§ **Consigna a**: Según el fragmento sobre el discurso de Pablo en el Areópago, ¿por qué no podemos pensar que la divinidad se parezca a oro, plata o piedra? Explícalo en una o dos oraciones.

::: Fragmento de origen :::

Los padres de la iglesia descubren
un nueva hermenéutica capaz de encontrar en el mundo grecolatino
"indicios", "anticipaciones" y "profecías" de
Cristo.
Pablo, en su discurso en el Areópago
de Atenas, dijo:
"Atenienses, en cada detalle
observo que sois en todo extremadamente religiosos. Porque paseándome por ahí y
fijándome en vuestros monumentos sagrados, encontré incluso un altar con esta
inscripción: Al Dios desconocido. Pues eso que veneráis sin conocerlo, os lo
anuncio yo: el Dios que hizo el mundo y todo lo que contiene, ése es el Señor
del Cielo y la Tierra, no habita en templos construidos por hombres, ni lo
sirven manos humanas como si necesitara de alguien, él que a todos da la vida y
el aliento y todo. [...] Sí, estirpe suya somos. Por tanto, si somos estirpe de
Dios, no podemos pensar que la divinidad se parezca a oro, plata o piedra,
esculpidos por la destreza y la fantasía de un hombre. [...] Dios, pasando por
alto aquellos tiempos de ignorancia, manda ahora a todos los hombres en todas
partes que se arrepientan; porque tiene señalado un día en que juzgará el
universo con justicia, por medio del hombre que ha designado, y ha dado
garantía de esto a todos resucitándolo de entre los muertos."
Al escuchar "resurrección de los muertos", unos
se reían y otros dijeron de esto ya hablaremos en otra ocasión.

:::

§ **Consigna b**: Copia sin cambios las líneas de los registros que van desde el principio hasta la que contiene "section-number: 18: [361, 898, 373, 909]", incluida esta última.

::: Datos registrados :::

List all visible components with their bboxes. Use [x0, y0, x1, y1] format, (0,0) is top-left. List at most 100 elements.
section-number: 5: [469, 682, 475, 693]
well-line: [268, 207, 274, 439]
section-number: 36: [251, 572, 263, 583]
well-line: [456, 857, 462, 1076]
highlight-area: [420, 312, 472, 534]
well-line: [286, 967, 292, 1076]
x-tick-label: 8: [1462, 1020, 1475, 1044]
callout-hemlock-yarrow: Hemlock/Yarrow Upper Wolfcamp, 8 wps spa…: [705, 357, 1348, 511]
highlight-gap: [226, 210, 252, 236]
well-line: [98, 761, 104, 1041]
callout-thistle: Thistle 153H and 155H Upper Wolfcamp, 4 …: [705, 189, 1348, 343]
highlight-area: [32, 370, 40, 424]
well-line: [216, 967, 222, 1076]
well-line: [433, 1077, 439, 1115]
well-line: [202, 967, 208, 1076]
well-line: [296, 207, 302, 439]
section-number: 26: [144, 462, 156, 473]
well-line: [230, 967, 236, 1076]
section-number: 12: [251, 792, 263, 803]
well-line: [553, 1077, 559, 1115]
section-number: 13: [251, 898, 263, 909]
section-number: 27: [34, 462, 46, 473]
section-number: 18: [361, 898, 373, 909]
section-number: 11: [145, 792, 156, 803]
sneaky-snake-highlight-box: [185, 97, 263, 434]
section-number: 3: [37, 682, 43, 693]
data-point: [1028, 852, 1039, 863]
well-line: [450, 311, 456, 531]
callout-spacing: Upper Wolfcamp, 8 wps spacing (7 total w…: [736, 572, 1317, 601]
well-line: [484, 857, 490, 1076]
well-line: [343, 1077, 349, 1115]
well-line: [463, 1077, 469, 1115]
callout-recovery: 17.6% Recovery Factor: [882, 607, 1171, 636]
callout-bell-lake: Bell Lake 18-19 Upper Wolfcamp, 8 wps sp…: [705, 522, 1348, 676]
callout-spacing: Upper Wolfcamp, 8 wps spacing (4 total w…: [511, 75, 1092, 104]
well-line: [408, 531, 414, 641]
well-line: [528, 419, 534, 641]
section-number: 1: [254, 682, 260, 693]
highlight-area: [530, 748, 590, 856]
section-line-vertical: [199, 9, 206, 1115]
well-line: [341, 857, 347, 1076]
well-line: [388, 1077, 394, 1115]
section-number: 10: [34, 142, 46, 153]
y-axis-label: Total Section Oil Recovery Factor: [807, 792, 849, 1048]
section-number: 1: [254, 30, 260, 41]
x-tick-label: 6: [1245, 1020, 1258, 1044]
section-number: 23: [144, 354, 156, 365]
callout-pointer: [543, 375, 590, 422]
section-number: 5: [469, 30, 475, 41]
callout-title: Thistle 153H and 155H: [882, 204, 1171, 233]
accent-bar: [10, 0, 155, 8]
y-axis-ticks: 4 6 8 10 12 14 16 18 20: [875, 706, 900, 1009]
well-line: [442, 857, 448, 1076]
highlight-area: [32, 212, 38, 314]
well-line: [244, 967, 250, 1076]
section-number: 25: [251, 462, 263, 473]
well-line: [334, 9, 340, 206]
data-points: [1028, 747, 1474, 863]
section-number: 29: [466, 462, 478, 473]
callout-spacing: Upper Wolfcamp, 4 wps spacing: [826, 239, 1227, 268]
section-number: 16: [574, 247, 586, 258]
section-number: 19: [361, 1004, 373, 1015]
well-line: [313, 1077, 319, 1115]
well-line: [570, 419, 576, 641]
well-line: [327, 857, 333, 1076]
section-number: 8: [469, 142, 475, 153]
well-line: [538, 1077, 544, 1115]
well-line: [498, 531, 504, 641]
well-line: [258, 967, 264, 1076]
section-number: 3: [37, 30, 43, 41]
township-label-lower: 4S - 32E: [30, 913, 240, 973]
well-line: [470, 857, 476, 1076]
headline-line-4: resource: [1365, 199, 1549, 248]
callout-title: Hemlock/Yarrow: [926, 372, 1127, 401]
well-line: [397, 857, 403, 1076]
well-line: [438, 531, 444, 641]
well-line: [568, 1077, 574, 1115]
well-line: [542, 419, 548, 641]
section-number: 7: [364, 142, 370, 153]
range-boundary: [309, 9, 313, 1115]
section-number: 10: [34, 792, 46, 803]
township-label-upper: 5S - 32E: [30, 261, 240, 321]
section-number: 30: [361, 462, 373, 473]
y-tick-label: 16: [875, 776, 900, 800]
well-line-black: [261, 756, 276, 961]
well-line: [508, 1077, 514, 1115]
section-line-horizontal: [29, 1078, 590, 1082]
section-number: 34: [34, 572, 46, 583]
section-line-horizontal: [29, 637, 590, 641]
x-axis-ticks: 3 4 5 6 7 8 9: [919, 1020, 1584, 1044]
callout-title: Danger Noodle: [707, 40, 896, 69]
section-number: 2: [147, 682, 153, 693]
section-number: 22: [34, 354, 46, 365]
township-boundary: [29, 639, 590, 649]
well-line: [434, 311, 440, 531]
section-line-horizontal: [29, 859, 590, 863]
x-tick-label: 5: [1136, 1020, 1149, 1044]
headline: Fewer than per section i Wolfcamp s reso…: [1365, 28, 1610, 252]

:::

§ **Solución a**: Porque somos estirpe de Dios. Siendo su estirpe, no podemos imaginar la divinidad como algo esculpido en oro, plata o piedra por la destreza y la fantasía de un hombre.

§ **Solución b**:
List all visible components with their bboxes. Use [x0, y0, x1, y1] format, (0,0) is top-left. List at most 100 elements.
section-number: 5: [469, 682, 475, 693]
well-line: [268, 207, 274, 439]
section-number: 36: [251, 572, 263, 583]
well-line: [456, 857, 462, 1076]
highlight-area: [420, 312, 472, 534]
well-line: [286, 967, 292, 1076]
x-tick-label: 8: [1462, 1020, 1475, 1044]
callout-hemlock-yarrow: Hemlock/Yarrow Upper Wolfcamp, 8 wps spa…: [705, 357, 1348, 511]
highlight-gap: [226, 210, 252, 236]
well-line: [98, 761, 104, 1041]
callout-thistle: Thistle 153H and 155H Upper Wolfcamp, 4 …: [705, 189, 1348, 343]
highlight-area: [32, 370, 40, 424]
well-line: [216, 967, 222, 1076]
well-line: [433, 1077, 439, 1115]
well-line: [202, 967, 208, 1076]
well-line: [296, 207, 302, 439]
section-number: 26: [144, 462, 156, 473]
well-line: [230, 967, 236, 1076]
section-number: 12: [251, 792, 263, 803]
well-line: [553, 1077, 559, 1115]
section-number: 13: [251, 898, 263, 909]
section-number: 27: [34, 462, 46, 473]
section-number: 18: [361, 898, 373, 909]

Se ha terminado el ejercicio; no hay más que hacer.